[Rows from a dataset]
** START **

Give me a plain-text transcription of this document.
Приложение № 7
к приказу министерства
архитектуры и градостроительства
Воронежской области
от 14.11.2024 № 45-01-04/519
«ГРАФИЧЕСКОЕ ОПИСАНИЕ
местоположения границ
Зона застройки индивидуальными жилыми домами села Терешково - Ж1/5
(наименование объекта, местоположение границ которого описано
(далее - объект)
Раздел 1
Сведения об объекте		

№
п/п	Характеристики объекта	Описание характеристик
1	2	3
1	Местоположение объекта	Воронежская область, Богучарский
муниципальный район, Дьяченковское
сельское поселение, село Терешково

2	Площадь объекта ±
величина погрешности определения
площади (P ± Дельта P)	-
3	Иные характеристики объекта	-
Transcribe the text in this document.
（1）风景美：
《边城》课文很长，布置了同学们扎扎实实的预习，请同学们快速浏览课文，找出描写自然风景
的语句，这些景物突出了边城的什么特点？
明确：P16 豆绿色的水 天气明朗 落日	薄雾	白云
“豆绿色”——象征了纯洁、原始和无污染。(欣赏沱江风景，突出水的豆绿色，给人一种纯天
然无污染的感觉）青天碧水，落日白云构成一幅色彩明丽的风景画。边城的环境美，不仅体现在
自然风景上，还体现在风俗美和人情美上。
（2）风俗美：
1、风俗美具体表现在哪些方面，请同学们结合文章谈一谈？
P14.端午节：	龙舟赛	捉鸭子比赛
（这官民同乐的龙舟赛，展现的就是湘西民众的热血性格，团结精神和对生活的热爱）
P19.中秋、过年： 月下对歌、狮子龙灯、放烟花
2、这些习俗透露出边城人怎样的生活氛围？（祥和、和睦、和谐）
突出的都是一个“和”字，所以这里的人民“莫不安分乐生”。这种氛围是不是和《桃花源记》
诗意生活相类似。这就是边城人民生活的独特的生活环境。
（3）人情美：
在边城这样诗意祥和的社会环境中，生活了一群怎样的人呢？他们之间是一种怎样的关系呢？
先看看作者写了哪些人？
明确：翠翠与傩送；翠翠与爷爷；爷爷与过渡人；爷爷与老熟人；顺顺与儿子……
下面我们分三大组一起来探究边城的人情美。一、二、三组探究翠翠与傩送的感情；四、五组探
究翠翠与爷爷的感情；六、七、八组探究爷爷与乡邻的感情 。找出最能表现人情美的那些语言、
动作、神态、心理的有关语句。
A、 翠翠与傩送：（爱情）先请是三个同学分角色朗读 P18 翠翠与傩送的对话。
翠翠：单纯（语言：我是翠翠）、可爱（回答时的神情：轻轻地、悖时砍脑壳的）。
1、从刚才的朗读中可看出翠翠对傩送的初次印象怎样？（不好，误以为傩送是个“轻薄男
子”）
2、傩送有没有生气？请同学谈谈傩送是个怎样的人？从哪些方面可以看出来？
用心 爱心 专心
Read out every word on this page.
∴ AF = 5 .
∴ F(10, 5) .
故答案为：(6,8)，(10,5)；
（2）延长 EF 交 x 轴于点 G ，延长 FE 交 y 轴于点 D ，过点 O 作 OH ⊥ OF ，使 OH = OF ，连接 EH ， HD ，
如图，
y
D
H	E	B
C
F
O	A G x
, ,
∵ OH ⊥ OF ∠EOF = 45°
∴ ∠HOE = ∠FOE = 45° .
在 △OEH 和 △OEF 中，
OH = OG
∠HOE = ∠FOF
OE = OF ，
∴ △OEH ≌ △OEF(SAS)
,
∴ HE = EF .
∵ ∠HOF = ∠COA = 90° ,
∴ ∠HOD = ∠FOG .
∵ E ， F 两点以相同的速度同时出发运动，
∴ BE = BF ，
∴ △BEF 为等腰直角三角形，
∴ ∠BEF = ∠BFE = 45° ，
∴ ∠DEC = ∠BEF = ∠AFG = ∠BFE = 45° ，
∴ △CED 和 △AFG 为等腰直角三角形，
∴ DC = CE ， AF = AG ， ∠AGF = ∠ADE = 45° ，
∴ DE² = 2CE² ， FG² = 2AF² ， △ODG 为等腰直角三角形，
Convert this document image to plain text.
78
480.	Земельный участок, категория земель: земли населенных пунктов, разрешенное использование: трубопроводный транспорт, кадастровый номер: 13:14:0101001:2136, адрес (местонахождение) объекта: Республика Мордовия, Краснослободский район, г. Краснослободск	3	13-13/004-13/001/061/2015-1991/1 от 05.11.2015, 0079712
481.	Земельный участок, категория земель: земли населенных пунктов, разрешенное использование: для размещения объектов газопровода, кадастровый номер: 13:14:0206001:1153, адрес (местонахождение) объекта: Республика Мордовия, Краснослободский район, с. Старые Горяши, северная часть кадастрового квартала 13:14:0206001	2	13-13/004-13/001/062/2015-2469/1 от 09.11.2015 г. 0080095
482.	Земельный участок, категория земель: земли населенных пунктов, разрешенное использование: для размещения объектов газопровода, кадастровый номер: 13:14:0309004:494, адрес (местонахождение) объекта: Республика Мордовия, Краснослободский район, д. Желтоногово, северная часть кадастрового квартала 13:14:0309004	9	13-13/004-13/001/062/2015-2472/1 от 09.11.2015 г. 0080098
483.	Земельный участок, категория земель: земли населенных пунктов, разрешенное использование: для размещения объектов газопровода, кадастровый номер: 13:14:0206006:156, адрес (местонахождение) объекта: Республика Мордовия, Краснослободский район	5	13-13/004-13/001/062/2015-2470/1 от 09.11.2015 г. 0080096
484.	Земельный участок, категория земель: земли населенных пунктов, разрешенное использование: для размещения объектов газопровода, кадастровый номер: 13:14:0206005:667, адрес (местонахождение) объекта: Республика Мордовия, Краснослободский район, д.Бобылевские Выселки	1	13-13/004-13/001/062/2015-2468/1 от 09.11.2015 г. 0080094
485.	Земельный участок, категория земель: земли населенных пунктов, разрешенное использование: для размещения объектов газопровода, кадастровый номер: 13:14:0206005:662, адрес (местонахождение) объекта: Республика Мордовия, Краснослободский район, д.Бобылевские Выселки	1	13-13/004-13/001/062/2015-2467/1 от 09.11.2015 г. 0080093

** END **

* _EXERCISE REQUIREMENTS_: Of the lines in this listing, report how many contain the string "document", and give the number only.

* _WRITTEN RESPONSE_: 3